Start of Available records
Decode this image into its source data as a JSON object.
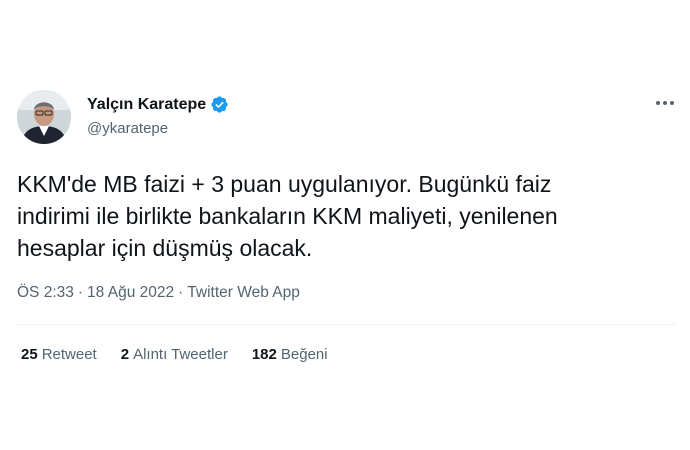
{
  "author": {
    "name": "Yalçın Karatepe",
    "handle": "@ykaratepe"
  },
  "tweet": {
    "text": "KKM'de MB faizi + 3 puan uygulanıyor. Bugünkü faiz\nindirimi ile birlikte bankaların KKM maliyeti, yenilenen\nhesaplar için düşmüş olacak."
  },
  "meta": {
    "time": "ÖS 2:33",
    "separator": "·",
    "date": "18 Ağu 2022",
    "source": "Twitter Web App"
  },
  "stats": {
    "retweets": {
      "count": "25",
      "label": "Retweet"
    },
    "quotes": {
      "count": "2",
      "label": "Alıntı Tweetler"
    },
    "likes": {
      "count": "182",
      "label": "Beğeni"
    }
  },
  "colors": {
    "verified": "#1d9bf0",
    "secondary_text": "#536471",
    "divider": "#eff3f4"
  },
  "icons": {
    "verified": "verified-badge-icon",
    "more": "more-options-icon"
  }
}
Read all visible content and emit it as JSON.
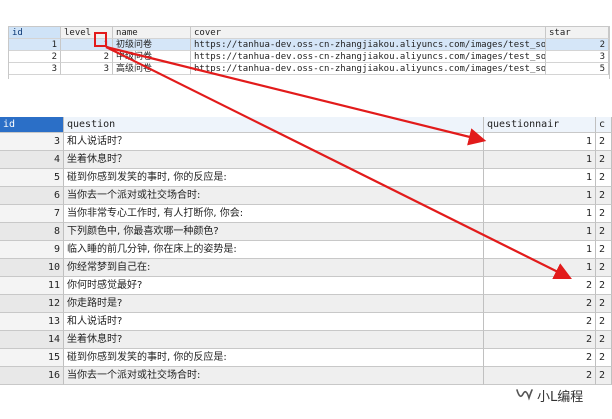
{
  "top_table": {
    "columns": [
      "id",
      "level",
      "name",
      "cover",
      "star"
    ],
    "rows": [
      {
        "id": "1",
        "level": "1",
        "name": "初级问卷",
        "cover": "https://tanhua-dev.oss-cn-zhangjiakou.aliyuncs.com/images/test_soul",
        "star": "2"
      },
      {
        "id": "2",
        "level": "2",
        "name": "中级问卷",
        "cover": "https://tanhua-dev.oss-cn-zhangjiakou.aliyuncs.com/images/test_soul",
        "star": "3"
      },
      {
        "id": "3",
        "level": "3",
        "name": "高级问卷",
        "cover": "https://tanhua-dev.oss-cn-zhangjiakou.aliyuncs.com/images/test_soul",
        "star": "5"
      }
    ]
  },
  "bottom_table": {
    "columns": [
      "id",
      "question",
      "questionnair",
      "c"
    ],
    "rows": [
      {
        "id": "3",
        "question": "和人说话时？",
        "questionnair": "1",
        "extra": "2"
      },
      {
        "id": "4",
        "question": "坐着休息时？",
        "questionnair": "1",
        "extra": "2"
      },
      {
        "id": "5",
        "question": "碰到你感到发笑的事时, 你的反应是:",
        "questionnair": "1",
        "extra": "2"
      },
      {
        "id": "6",
        "question": "当你去一个派对或社交场合时:",
        "questionnair": "1",
        "extra": "2"
      },
      {
        "id": "7",
        "question": "当你非常专心工作时, 有人打断你, 你会:",
        "questionnair": "1",
        "extra": "2"
      },
      {
        "id": "8",
        "question": "下列颜色中, 你最喜欢哪一种颜色?",
        "questionnair": "1",
        "extra": "2"
      },
      {
        "id": "9",
        "question": "临入睡的前几分钟, 你在床上的姿势是:",
        "questionnair": "1",
        "extra": "2"
      },
      {
        "id": "10",
        "question": "你经常梦到自己在:",
        "questionnair": "1",
        "extra": "2"
      },
      {
        "id": "11",
        "question": "你何时感觉最好?",
        "questionnair": "2",
        "extra": "2"
      },
      {
        "id": "12",
        "question": "你走路时是?",
        "questionnair": "2",
        "extra": "2"
      },
      {
        "id": "13",
        "question": "和人说话时?",
        "questionnair": "2",
        "extra": "2"
      },
      {
        "id": "14",
        "question": "坐着休息时?",
        "questionnair": "2",
        "extra": "2"
      },
      {
        "id": "15",
        "question": "碰到你感到发笑的事时, 你的反应是:",
        "questionnair": "2",
        "extra": "2"
      },
      {
        "id": "16",
        "question": "当你去一个派对或社交场合时:",
        "questionnair": "2",
        "extra": "2"
      }
    ]
  },
  "watermark": {
    "text": "小L编程",
    "icon": "wechat-channel-icon"
  },
  "colors": {
    "arrow": "#e21b1b",
    "header_selected": "#2b6fc7",
    "row_selected": "#d5e6f8"
  }
}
End of Available records
_Task brief_.
Transcribe all the records above word for word, without their images.

_Solved problem_.
Decode this image into its source data as a JSON object.
{
  "author": {
    "name": "Yalçın Karatepe",
    "handle": "@ykaratepe"
  },
  "tweet": {
    "text": "KKM'de MB faizi + 3 puan uygulanıyor. Bugünkü faiz\nindirimi ile birlikte bankaların KKM maliyeti, yenilenen\nhesaplar için düşmüş olacak."
  },
  "meta": {
    "time": "ÖS 2:33",
    "separator": "·",
    "date": "18 Ağu 2022",
    "source": "Twitter Web App"
  },
  "stats": {
    "retweets": {
      "count": "25",
      "label": "Retweet"
    },
    "quotes": {
      "count": "2",
      "label": "Alıntı Tweetler"
    },
    "likes": {
      "count": "182",
      "label": "Beğeni"
    }
  },
  "colors": {
    "verified": "#1d9bf0",
    "secondary_text": "#536471",
    "divider": "#eff3f4"
  },
  "icons": {
    "verified": "verified-badge-icon",
    "more": "more-options-icon"
  }
}
Read all visible content and emit it as JSON.
{
  "top_table": {
    "columns": [
      "id",
      "level",
      "name",
      "cover",
      "star"
    ],
    "rows": [
      {
        "id": "1",
        "level": "1",
        "name": "初级问卷",
        "cover": "https://tanhua-dev.oss-cn-zhangjiakou.aliyuncs.com/images/test_soul",
        "star": "2"
      },
      {
        "id": "2",
        "level": "2",
        "name": "中级问卷",
        "cover": "https://tanhua-dev.oss-cn-zhangjiakou.aliyuncs.com/images/test_soul",
        "star": "3"
      },
      {
        "id": "3",
        "level": "3",
        "name": "高级问卷",
        "cover": "https://tanhua-dev.oss-cn-zhangjiakou.aliyuncs.com/images/test_soul",
        "star": "5"
      }
    ]
  },
  "bottom_table": {
    "columns": [
      "id",
      "question",
      "questionnair",
      "c"
    ],
    "rows": [
      {
        "id": "3",
        "question": "和人说话时？",
        "questionnair": "1",
        "extra": "2"
      },
      {
        "id": "4",
        "question": "坐着休息时？",
        "questionnair": "1",
        "extra": "2"
      },
      {
        "id": "5",
        "question": "碰到你感到发笑的事时, 你的反应是:",
        "questionnair": "1",
        "extra": "2"
      },
      {
        "id": "6",
        "question": "当你去一个派对或社交场合时:",
        "questionnair": "1",
        "extra": "2"
      },
      {
        "id": "7",
        "question": "当你非常专心工作时, 有人打断你, 你会:",
        "questionnair": "1",
        "extra": "2"
      },
      {
        "id": "8",
        "question": "下列颜色中, 你最喜欢哪一种颜色?",
        "questionnair": "1",
        "extra": "2"
      },
      {
        "id": "9",
        "question": "临入睡的前几分钟, 你在床上的姿势是:",
        "questionnair": "1",
        "extra": "2"
      },
      {
        "id": "10",
        "question": "你经常梦到自己在:",
        "questionnair": "1",
        "extra": "2"
      },
      {
        "id": "11",
        "question": "你何时感觉最好?",
        "questionnair": "2",
        "extra": "2"
      },
      {
        "id": "12",
        "question": "你走路时是?",
        "questionnair": "2",
        "extra": "2"
      },
      {
        "id": "13",
        "question": "和人说话时?",
        "questionnair": "2",
        "extra": "2"
      },
      {
        "id": "14",
        "question": "坐着休息时?",
        "questionnair": "2",
        "extra": "2"
      },
      {
        "id": "15",
        "question": "碰到你感到发笑的事时, 你的反应是:",
        "questionnair": "2",
        "extra": "2"
      },
      {
        "id": "16",
        "question": "当你去一个派对或社交场合时:",
        "questionnair": "2",
        "extra": "2"
      }
    ]
  },
  "watermark": {
    "text": "小L编程",
    "icon": "wechat-channel-icon"
  },
  "colors": {
    "arrow": "#e21b1b",
    "header_selected": "#2b6fc7",
    "row_selected": "#d5e6f8"
  }
}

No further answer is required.